# THE DATA start

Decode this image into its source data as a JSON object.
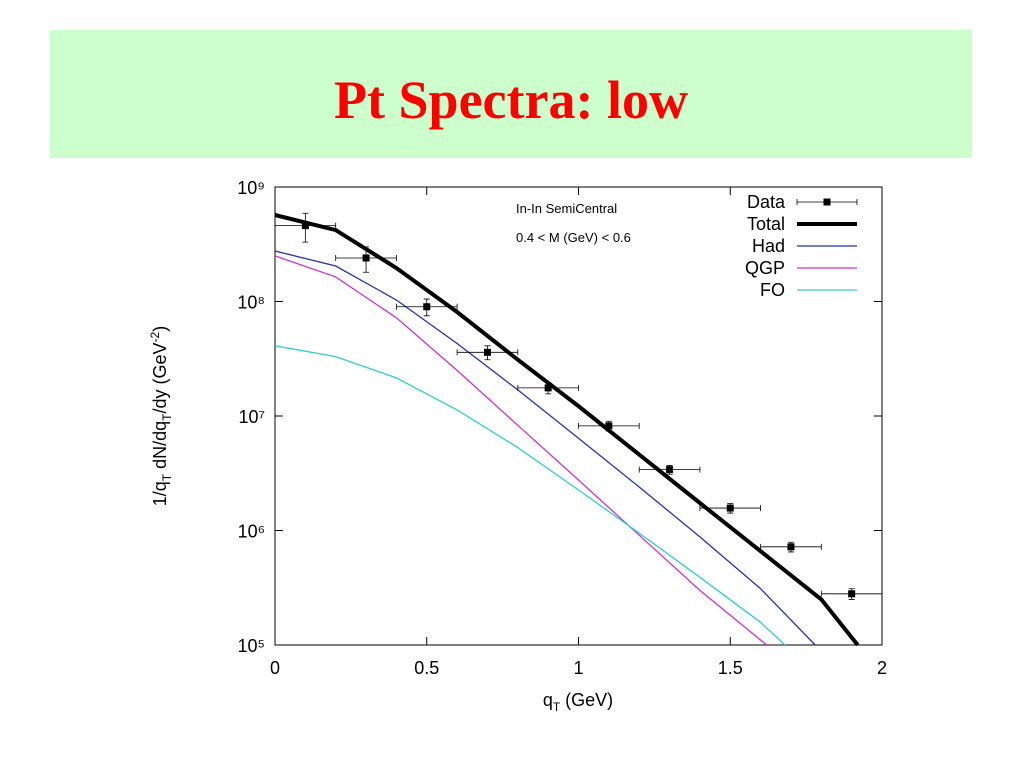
{
  "title": "Pt Spectra: low",
  "chart_data": {
    "type": "line",
    "xlabel": [
      "q",
      "T",
      " (GeV)"
    ],
    "ylabel": [
      "1/q",
      "T",
      " dN/dq",
      "T",
      "/dy (GeV",
      "-2",
      ")"
    ],
    "annotations": [
      "In-In SemiCentral",
      "0.4 < M (GeV) < 0.6"
    ],
    "xlim": [
      0,
      2
    ],
    "xticks": [
      0,
      0.5,
      1,
      1.5,
      2
    ],
    "ylim": [
      100000,
      1000000000
    ],
    "log_y": true,
    "yticks": [
      {
        "value": 100000,
        "label": "10⁵"
      },
      {
        "value": 1000000,
        "label": "10⁶"
      },
      {
        "value": 10000000,
        "label": "10⁷"
      },
      {
        "value": 100000000,
        "label": "10⁸"
      },
      {
        "value": 1000000000,
        "label": "10⁹"
      }
    ],
    "legend": "top right",
    "points": {
      "name": "Data",
      "color": "#000000",
      "x": [
        0.1,
        0.3,
        0.5,
        0.7,
        0.9,
        1.1,
        1.3,
        1.5,
        1.7,
        1.9
      ],
      "values": [
        460000000,
        240000000,
        90000000,
        36000000,
        17600000,
        8200000,
        3400000,
        1570000,
        720000,
        280000
      ],
      "xerr": [
        0.1,
        0.1,
        0.1,
        0.1,
        0.1,
        0.1,
        0.1,
        0.1,
        0.1,
        0.1
      ],
      "yerr": [
        130000000,
        60000000,
        15000000,
        5000000,
        2000000,
        800000,
        300000,
        150000,
        70000,
        30000
      ]
    },
    "series": [
      {
        "name": "Total",
        "color": "#000000",
        "x": [
          0,
          0.2,
          0.4,
          0.6,
          0.8,
          1.0,
          1.2,
          1.4,
          1.6,
          1.8,
          1.92
        ],
        "values": [
          570000000,
          420000000,
          196000000,
          81000000,
          31000000,
          12200000,
          4600000,
          1740000,
          660000,
          250000,
          100000
        ]
      },
      {
        "name": "Had",
        "color": "#2233aa",
        "x": [
          0,
          0.2,
          0.4,
          0.6,
          0.8,
          1.0,
          1.2,
          1.4,
          1.6,
          1.78
        ],
        "values": [
          276000000,
          204000000,
          103000000,
          43000000,
          16900000,
          6400000,
          2400000,
          880000,
          310000,
          100000
        ]
      },
      {
        "name": "QGP",
        "color": "#cc33cc",
        "x": [
          0,
          0.2,
          0.4,
          0.6,
          0.8,
          1.0,
          1.2,
          1.4,
          1.62
        ],
        "values": [
          250000000,
          164000000,
          72000000,
          25000000,
          8300000,
          2760000,
          910000,
          300000,
          100000
        ]
      },
      {
        "name": "FO",
        "color": "#33cccc",
        "x": [
          0,
          0.2,
          0.4,
          0.6,
          0.8,
          1.0,
          1.2,
          1.4,
          1.6,
          1.68
        ],
        "values": [
          41000000,
          33000000,
          21500000,
          11300000,
          5300000,
          2260000,
          950000,
          390000,
          158000,
          100000
        ]
      }
    ]
  }
}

# THE DATA end

[WHAT TO PRODUCE] Reproduce every line of the listing above in which the string "name" appears.

[TASK RESULT]
      "name": "Data",
        "name": "Total",
        "name": "Had",
        "name": "QGP",
        "name": "FO",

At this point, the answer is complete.